• **Description of the task**: Please copy the rows below line for line, with no changes, and leave the pictures out of your answer.

• **The input**:
>>
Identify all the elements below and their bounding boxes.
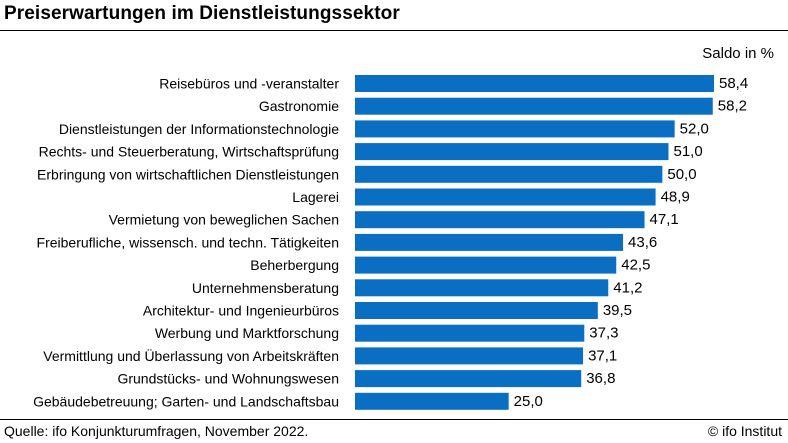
value-label: 58,2 [718, 98, 747, 115]
value-label: 25,0 [514, 393, 543, 410]
category-label: Gebäudebetreuung; Garten- und Landschaft… [33, 393, 339, 409]
bar [355, 188, 656, 206]
value-label: 58,4 [719, 75, 748, 92]
footer-divider [0, 419, 788, 420]
bar [355, 75, 714, 92]
bar [355, 256, 617, 274]
value-label: 42,5 [621, 257, 650, 274]
category-label: Reisebüros und -veranstalter [159, 76, 339, 92]
value-label: 48,9 [661, 189, 690, 206]
category-label: Unternehmensberatung [192, 280, 339, 296]
value-label: 47,1 [650, 211, 679, 228]
category-label: Gastronomie [259, 98, 339, 114]
bar [355, 165, 663, 183]
bar [355, 279, 609, 297]
value-label: 39,5 [603, 302, 632, 319]
bar [355, 233, 624, 251]
category-label: Architektur- und Ingenieurbüros [143, 303, 339, 319]
category-label: Vermietung von beweglichen Sachen [109, 212, 339, 228]
bar [355, 211, 645, 229]
category-label: Vermittlung und Überlassung von Arbeitsk… [43, 347, 339, 364]
bar [355, 97, 713, 115]
category-label: Grundstücks- und Wohnungswesen [117, 371, 339, 387]
bar [355, 347, 584, 365]
category-label: Freiberufliche, wissensch. und techn. Tä… [37, 234, 339, 250]
bar [355, 143, 669, 161]
unit-label: Saldo in % [702, 45, 774, 62]
category-label: Dienstleistungen der Informationstechnol… [59, 121, 339, 137]
value-label: 37,1 [588, 347, 617, 364]
value-label: 50,0 [667, 166, 696, 183]
bar [355, 392, 509, 410]
category-label: Erbringung von wirtschaftlichen Dienstle… [37, 166, 339, 182]
chart-title: Preiserwartungen im Dienstleistungssekto… [4, 3, 400, 24]
category-label: Lagerei [292, 189, 339, 205]
bar [355, 120, 675, 138]
category-label: Rechts- und Steuerberatung, Wirtschaftsp… [39, 144, 339, 160]
category-label: Beherbergung [250, 257, 339, 273]
value-label: 43,6 [628, 234, 657, 251]
value-label: 37,3 [589, 325, 618, 342]
title-divider [0, 30, 788, 31]
value-label: 41,2 [613, 279, 642, 296]
copyright-credit: © ifo Institut [707, 423, 782, 439]
value-label: 36,8 [586, 370, 615, 387]
value-label: 51,0 [674, 143, 703, 160]
category-label: Werbung und Marktforschung [155, 325, 339, 341]
bar [355, 302, 598, 319]
bar [355, 370, 582, 388]
source-note: Quelle: ifo Konjunkturumfragen, November… [4, 423, 309, 439]
bar [355, 324, 585, 342]
value-label: 52,0 [680, 120, 709, 137]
<<
• **Task result**:
Identify all the elements below and their bounding boxes.
value-label: 58,2 [718, 98, 747, 115]
value-label: 25,0 [514, 393, 543, 410]
category-label: Gebäudebetreuung; Garten- und Landschaft… [33, 393, 339, 409]
bar [355, 188, 656, 206]
value-label: 58,4 [719, 75, 748, 92]
footer-divider [0, 419, 788, 420]
bar [355, 75, 714, 92]
bar [355, 256, 617, 274]
value-label: 42,5 [621, 257, 650, 274]
category-label: Reisebüros und -veranstalter [159, 76, 339, 92]
value-label: 48,9 [661, 189, 690, 206]
category-label: Unternehmensberatung [192, 280, 339, 296]
value-label: 47,1 [650, 211, 679, 228]
category-label: Gastronomie [259, 98, 339, 114]
bar [355, 165, 663, 183]
bar [355, 279, 609, 297]
value-label: 39,5 [603, 302, 632, 319]
bar [355, 233, 624, 251]
category-label: Architektur- und Ingenieurbüros [143, 303, 339, 319]
category-label: Vermietung von beweglichen Sachen [109, 212, 339, 228]
bar [355, 211, 645, 229]
category-label: Vermittlung und Überlassung von Arbeitsk… [43, 347, 339, 364]
bar [355, 97, 713, 115]
category-label: Grundstücks- und Wohnungswesen [117, 371, 339, 387]
bar [355, 347, 584, 365]
category-label: Freiberufliche, wissensch. und techn. Tä… [37, 234, 339, 250]
bar [355, 143, 669, 161]
unit-label: Saldo in % [702, 45, 774, 62]
category-label: Dienstleistungen der Informationstechnol… [59, 121, 339, 137]
value-label: 37,1 [588, 347, 617, 364]
value-label: 50,0 [667, 166, 696, 183]
bar [355, 392, 509, 410]
category-label: Erbringung von wirtschaftlichen Dienstle… [37, 166, 339, 182]
chart-title: Preiserwartungen im Dienstleistungssekto… [4, 3, 400, 24]
category-label: Lagerei [292, 189, 339, 205]
bar [355, 120, 675, 138]
category-label: Rechts- und Steuerberatung, Wirtschaftsp… [39, 144, 339, 160]
category-label: Beherbergung [250, 257, 339, 273]
value-label: 43,6 [628, 234, 657, 251]
value-label: 37,3 [589, 325, 618, 342]
title-divider [0, 30, 788, 31]
value-label: 41,2 [613, 279, 642, 296]
copyright-credit: © ifo Institut [707, 423, 782, 439]
value-label: 36,8 [586, 370, 615, 387]
value-label: 51,0 [674, 143, 703, 160]
category-label: Werbung und Marktforschung [155, 325, 339, 341]
bar [355, 302, 598, 319]
bar [355, 370, 582, 388]
source-note: Quelle: ifo Konjunkturumfragen, November… [4, 423, 309, 439]
bar [355, 324, 585, 342]
value-label: 52,0 [680, 120, 709, 137]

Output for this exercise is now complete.